(What is being asked):
Each record below is to be reproduced without any change.

— BEGIN —

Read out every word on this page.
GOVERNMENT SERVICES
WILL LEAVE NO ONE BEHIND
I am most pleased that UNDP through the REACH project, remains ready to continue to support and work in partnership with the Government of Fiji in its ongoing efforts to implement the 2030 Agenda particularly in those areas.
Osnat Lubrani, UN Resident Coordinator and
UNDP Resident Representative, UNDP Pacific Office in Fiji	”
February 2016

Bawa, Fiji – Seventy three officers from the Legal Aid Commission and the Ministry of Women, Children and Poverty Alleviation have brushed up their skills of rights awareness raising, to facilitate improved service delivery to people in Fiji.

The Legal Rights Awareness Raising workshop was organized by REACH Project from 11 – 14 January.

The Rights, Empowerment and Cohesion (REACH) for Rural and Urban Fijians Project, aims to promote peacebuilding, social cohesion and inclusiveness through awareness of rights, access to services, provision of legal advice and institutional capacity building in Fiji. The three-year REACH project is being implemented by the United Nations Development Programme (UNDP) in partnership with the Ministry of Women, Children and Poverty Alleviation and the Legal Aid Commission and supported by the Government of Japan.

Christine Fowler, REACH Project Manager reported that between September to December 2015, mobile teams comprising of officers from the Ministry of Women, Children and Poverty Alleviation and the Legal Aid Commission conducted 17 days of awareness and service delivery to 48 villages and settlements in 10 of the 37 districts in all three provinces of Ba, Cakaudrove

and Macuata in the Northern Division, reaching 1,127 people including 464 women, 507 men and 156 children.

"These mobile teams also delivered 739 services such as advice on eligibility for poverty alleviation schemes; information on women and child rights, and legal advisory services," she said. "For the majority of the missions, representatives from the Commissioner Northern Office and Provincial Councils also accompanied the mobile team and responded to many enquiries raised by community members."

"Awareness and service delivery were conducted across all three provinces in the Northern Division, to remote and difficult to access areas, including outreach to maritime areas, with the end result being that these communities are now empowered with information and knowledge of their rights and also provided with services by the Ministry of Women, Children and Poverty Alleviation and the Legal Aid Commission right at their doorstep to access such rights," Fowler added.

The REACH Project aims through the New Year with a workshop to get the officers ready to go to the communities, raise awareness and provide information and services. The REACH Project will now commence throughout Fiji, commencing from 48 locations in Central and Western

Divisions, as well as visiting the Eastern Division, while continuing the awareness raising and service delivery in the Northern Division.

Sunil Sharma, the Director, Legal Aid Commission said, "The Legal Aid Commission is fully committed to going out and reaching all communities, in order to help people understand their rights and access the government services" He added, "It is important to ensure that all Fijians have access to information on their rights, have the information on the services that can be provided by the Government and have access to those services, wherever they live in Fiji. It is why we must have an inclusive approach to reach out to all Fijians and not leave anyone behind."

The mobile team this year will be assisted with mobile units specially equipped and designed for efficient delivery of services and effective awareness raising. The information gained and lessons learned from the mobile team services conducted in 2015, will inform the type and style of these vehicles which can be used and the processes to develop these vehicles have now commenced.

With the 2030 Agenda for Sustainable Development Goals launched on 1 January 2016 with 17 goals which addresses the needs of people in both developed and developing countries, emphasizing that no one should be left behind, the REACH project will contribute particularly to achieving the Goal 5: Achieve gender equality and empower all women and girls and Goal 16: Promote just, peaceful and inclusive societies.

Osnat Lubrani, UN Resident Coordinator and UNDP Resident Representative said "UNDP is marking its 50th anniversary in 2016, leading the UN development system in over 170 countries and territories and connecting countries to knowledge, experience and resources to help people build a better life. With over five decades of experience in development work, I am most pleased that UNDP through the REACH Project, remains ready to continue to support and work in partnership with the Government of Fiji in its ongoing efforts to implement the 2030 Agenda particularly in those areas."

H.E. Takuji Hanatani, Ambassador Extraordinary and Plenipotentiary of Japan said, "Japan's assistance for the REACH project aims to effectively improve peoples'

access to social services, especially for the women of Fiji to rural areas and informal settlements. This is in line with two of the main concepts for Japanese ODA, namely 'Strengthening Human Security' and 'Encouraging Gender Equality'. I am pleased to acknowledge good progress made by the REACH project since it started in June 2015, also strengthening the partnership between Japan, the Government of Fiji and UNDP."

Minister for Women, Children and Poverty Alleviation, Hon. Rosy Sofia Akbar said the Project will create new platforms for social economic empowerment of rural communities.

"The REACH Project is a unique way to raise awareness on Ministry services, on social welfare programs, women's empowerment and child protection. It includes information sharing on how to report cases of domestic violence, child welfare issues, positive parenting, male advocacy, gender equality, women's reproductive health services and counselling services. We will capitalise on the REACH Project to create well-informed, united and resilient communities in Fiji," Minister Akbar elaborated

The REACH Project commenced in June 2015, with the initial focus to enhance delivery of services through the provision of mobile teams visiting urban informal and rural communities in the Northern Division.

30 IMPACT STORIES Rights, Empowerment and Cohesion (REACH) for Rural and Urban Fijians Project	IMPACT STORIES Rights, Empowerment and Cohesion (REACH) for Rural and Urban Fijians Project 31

— END —

(Expected answer):
Read out every word on this page.
GOVERNMENT SERVICES
WILL LEAVE NO ONE BEHIND
I am most pleased that UNDP through the REACH project, remains ready to continue to support and work in partnership with the Government of Fiji in its ongoing efforts to implement the 2030 Agenda particularly in those areas.
Osnat Lubrani, UN Resident Coordinator and
UNDP Resident Representative, UNDP Pacific Office in Fiji	”
February 2016

Bawa, Fiji – Seventy three officers from the Legal Aid Commission and the Ministry of Women, Children and Poverty Alleviation have brushed up their skills of rights awareness raising, to facilitate improved service delivery to people in Fiji.

The Legal Rights Awareness Raising workshop was organized by REACH Project from 11 – 14 January.

The Rights, Empowerment and Cohesion (REACH) for Rural and Urban Fijians Project, aims to promote peacebuilding, social cohesion and inclusiveness through awareness of rights, access to services, provision of legal advice and institutional capacity building in Fiji. The three-year REACH project is being implemented by the United Nations Development Programme (UNDP) in partnership with the Ministry of Women, Children and Poverty Alleviation and the Legal Aid Commission and supported by the Government of Japan.

Christine Fowler, REACH Project Manager reported that between September to December 2015, mobile teams comprising of officers from the Ministry of Women, Children and Poverty Alleviation and the Legal Aid Commission conducted 17 days of awareness and service delivery to 48 villages and settlements in 10 of the 37 districts in all three provinces of Ba, Cakaudrove

and Macuata in the Northern Division, reaching 1,127 people including 464 women, 507 men and 156 children.

"These mobile teams also delivered 739 services such as advice on eligibility for poverty alleviation schemes; information on women and child rights, and legal advisory services," she said. "For the majority of the missions, representatives from the Commissioner Northern Office and Provincial Councils also accompanied the mobile team and responded to many enquiries raised by community members."

"Awareness and service delivery were conducted across all three provinces in the Northern Division, to remote and difficult to access areas, including outreach to maritime areas, with the end result being that these communities are now empowered with information and knowledge of their rights and also provided with services by the Ministry of Women, Children and Poverty Alleviation and the Legal Aid Commission right at their doorstep to access such rights," Fowler added.

The REACH Project aims through the New Year with a workshop to get the officers ready to go to the communities, raise awareness and provide information and services. The REACH Project will now commence throughout Fiji, commencing from 48 locations in Central and Western

Divisions, as well as visiting the Eastern Division, while continuing the awareness raising and service delivery in the Northern Division.

Sunil Sharma, the Director, Legal Aid Commission said, "The Legal Aid Commission is fully committed to going out and reaching all communities, in order to help people understand their rights and access the government services" He added, "It is important to ensure that all Fijians have access to information on their rights, have the information on the services that can be provided by the Government and have access to those services, wherever they live in Fiji. It is why we must have an inclusive approach to reach out to all Fijians and not leave anyone behind."

The mobile team this year will be assisted with mobile units specially equipped and designed for efficient delivery of services and effective awareness raising. The information gained and lessons learned from the mobile team services conducted in 2015, will inform the type and style of these vehicles which can be used and the processes to develop these vehicles have now commenced.

With the 2030 Agenda for Sustainable Development Goals launched on 1 January 2016 with 17 goals which addresses the needs of people in both developed and developing countries, emphasizing that no one should be left behind, the REACH project will contribute particularly to achieving the Goal 5: Achieve gender equality and empower all women and girls and Goal 16: Promote just, peaceful and inclusive societies.

Osnat Lubrani, UN Resident Coordinator and UNDP Resident Representative said "UNDP is marking its 50th anniversary in 2016, leading the UN development system in over 170 countries and territories and connecting countries to knowledge, experience and resources to help people build a better life. With over five decades of experience in development work, I am most pleased that UNDP through the REACH Project, remains ready to continue to support and work in partnership with the Government of Fiji in its ongoing efforts to implement the 2030 Agenda particularly in those areas."

H.E. Takuji Hanatani, Ambassador Extraordinary and Plenipotentiary of Japan said, "Japan's assistance for the REACH project aims to effectively improve peoples'

access to social services, especially for the women of Fiji to rural areas and informal settlements. This is in line with two of the main concepts for Japanese ODA, namely 'Strengthening Human Security' and 'Encouraging Gender Equality'. I am pleased to acknowledge good progress made by the REACH project since it started in June 2015, also strengthening the partnership between Japan, the Government of Fiji and UNDP."

Minister for Women, Children and Poverty Alleviation, Hon. Rosy Sofia Akbar said the Project will create new platforms for social economic empowerment of rural communities.

"The REACH Project is a unique way to raise awareness on Ministry services, on social welfare programs, women's empowerment and child protection. It includes information sharing on how to report cases of domestic violence, child welfare issues, positive parenting, male advocacy, gender equality, women's reproductive health services and counselling services. We will capitalise on the REACH Project to create well-informed, united and resilient communities in Fiji," Minister Akbar elaborated

The REACH Project commenced in June 2015, with the initial focus to enhance delivery of services through the provision of mobile teams visiting urban informal and rural communities in the Northern Division.

30 IMPACT STORIES Rights, Empowerment and Cohesion (REACH) for Rural and Urban Fijians Project	IMPACT STORIES Rights, Empowerment and Cohesion (REACH) for Rural and Urban Fijians Project 31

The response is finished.